**Directions for this task**.
Can you return every line of the listing below verbatim, leaving the pictures out of your answer?

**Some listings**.
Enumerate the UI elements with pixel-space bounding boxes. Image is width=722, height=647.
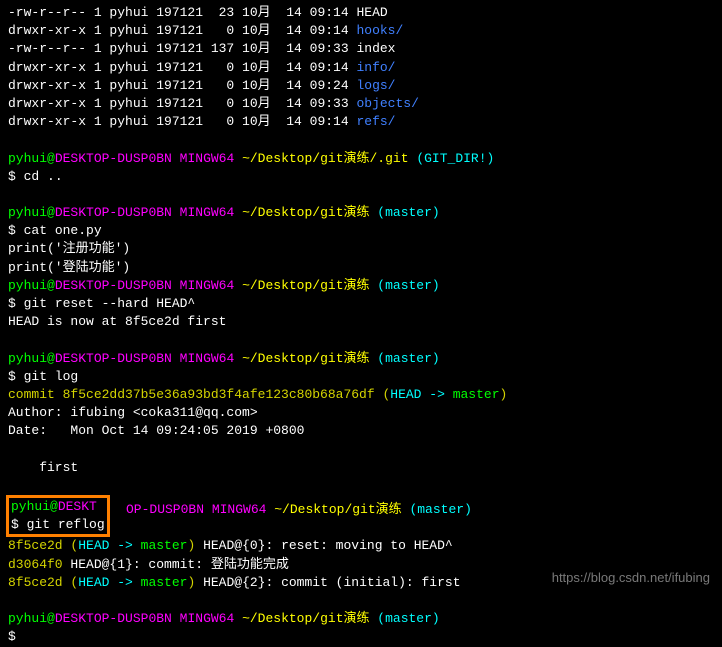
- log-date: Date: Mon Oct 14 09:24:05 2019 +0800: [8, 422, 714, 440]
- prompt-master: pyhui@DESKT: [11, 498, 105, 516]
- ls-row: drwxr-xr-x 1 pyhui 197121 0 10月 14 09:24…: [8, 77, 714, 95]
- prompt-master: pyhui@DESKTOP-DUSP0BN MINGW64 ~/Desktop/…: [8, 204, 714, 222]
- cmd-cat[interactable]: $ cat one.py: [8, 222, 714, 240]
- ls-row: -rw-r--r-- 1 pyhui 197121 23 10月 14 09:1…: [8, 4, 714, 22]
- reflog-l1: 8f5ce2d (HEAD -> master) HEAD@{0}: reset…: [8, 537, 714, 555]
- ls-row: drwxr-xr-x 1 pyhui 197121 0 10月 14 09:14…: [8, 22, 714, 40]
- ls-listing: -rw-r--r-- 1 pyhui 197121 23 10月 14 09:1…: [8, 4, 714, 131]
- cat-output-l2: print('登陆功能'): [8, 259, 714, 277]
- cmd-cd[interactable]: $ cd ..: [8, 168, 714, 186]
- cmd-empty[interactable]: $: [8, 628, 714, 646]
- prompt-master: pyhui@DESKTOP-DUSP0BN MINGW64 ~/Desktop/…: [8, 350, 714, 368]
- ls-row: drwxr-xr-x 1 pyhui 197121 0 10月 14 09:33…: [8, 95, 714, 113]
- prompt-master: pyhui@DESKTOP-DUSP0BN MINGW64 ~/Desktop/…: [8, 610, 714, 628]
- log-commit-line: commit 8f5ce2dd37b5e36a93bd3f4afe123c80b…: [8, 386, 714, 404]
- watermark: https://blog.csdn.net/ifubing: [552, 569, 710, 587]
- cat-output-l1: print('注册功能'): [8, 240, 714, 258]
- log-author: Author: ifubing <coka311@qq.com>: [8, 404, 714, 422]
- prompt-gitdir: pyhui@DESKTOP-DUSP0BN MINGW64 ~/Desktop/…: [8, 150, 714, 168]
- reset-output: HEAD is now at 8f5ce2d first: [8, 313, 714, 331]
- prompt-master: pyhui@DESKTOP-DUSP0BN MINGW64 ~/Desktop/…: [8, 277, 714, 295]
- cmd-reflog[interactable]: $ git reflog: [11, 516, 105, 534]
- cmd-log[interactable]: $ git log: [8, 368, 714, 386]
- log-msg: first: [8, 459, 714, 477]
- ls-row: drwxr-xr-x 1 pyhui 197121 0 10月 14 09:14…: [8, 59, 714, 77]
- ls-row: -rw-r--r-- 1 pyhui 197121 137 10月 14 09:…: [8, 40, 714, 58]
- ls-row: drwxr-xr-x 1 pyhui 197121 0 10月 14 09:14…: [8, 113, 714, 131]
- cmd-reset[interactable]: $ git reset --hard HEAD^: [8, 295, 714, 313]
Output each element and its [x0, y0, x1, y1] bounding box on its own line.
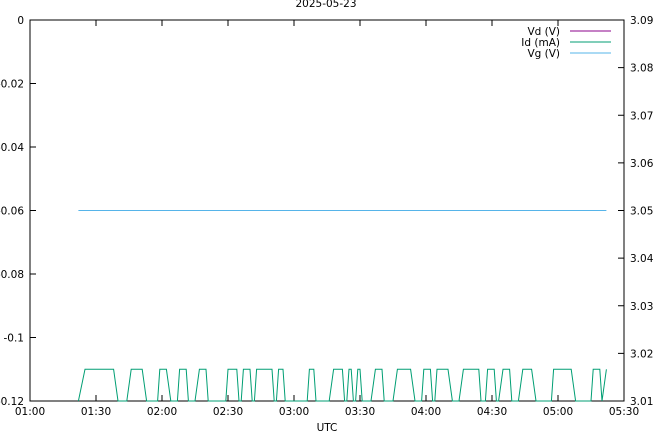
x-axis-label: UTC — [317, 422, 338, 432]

**Correct result**.
Enumerate the UI elements with pixel-space bounding boxes. Image is width=722, height=647.
- log-date: Date: Mon Oct 14 09:24:05 2019 +0800: [8, 422, 714, 440]
- prompt-master: pyhui@DESKT: [11, 498, 105, 516]
- ls-row: drwxr-xr-x 1 pyhui 197121 0 10月 14 09:24…: [8, 77, 714, 95]
- prompt-master: pyhui@DESKTOP-DUSP0BN MINGW64 ~/Desktop/…: [8, 204, 714, 222]
- cmd-cat[interactable]: $ cat one.py: [8, 222, 714, 240]
- ls-row: -rw-r--r-- 1 pyhui 197121 23 10月 14 09:1…: [8, 4, 714, 22]
- reflog-l1: 8f5ce2d (HEAD -> master) HEAD@{0}: reset…: [8, 537, 714, 555]
- ls-row: drwxr-xr-x 1 pyhui 197121 0 10月 14 09:14…: [8, 22, 714, 40]
- ls-listing: -rw-r--r-- 1 pyhui 197121 23 10月 14 09:1…: [8, 4, 714, 131]
- cat-output-l2: print('登陆功能'): [8, 259, 714, 277]
- cmd-cd[interactable]: $ cd ..: [8, 168, 714, 186]
- cmd-empty[interactable]: $: [8, 628, 714, 646]
- prompt-master: pyhui@DESKTOP-DUSP0BN MINGW64 ~/Desktop/…: [8, 350, 714, 368]
- ls-row: drwxr-xr-x 1 pyhui 197121 0 10月 14 09:33…: [8, 95, 714, 113]
- prompt-master: pyhui@DESKTOP-DUSP0BN MINGW64 ~/Desktop/…: [8, 610, 714, 628]
- log-commit-line: commit 8f5ce2dd37b5e36a93bd3f4afe123c80b…: [8, 386, 714, 404]
- watermark: https://blog.csdn.net/ifubing: [552, 569, 710, 587]
- cat-output-l1: print('注册功能'): [8, 240, 714, 258]
- log-author: Author: ifubing <coka311@qq.com>: [8, 404, 714, 422]
- prompt-gitdir: pyhui@DESKTOP-DUSP0BN MINGW64 ~/Desktop/…: [8, 150, 714, 168]
- reset-output: HEAD is now at 8f5ce2d first: [8, 313, 714, 331]
- prompt-master: pyhui@DESKTOP-DUSP0BN MINGW64 ~/Desktop/…: [8, 277, 714, 295]
- cmd-reflog[interactable]: $ git reflog: [11, 516, 105, 534]
- cmd-log[interactable]: $ git log: [8, 368, 714, 386]
- log-msg: first: [8, 459, 714, 477]
- ls-row: drwxr-xr-x 1 pyhui 197121 0 10月 14 09:14…: [8, 59, 714, 77]
- ls-row: -rw-r--r-- 1 pyhui 197121 137 10月 14 09:…: [8, 40, 714, 58]
- ls-row: drwxr-xr-x 1 pyhui 197121 0 10月 14 09:14…: [8, 113, 714, 131]
- cmd-reset[interactable]: $ git reset --hard HEAD^: [8, 295, 714, 313]
Output each element and its [x0, y0, x1, y1] bounding box on its own line.
x-axis-label: UTC — [317, 422, 338, 432]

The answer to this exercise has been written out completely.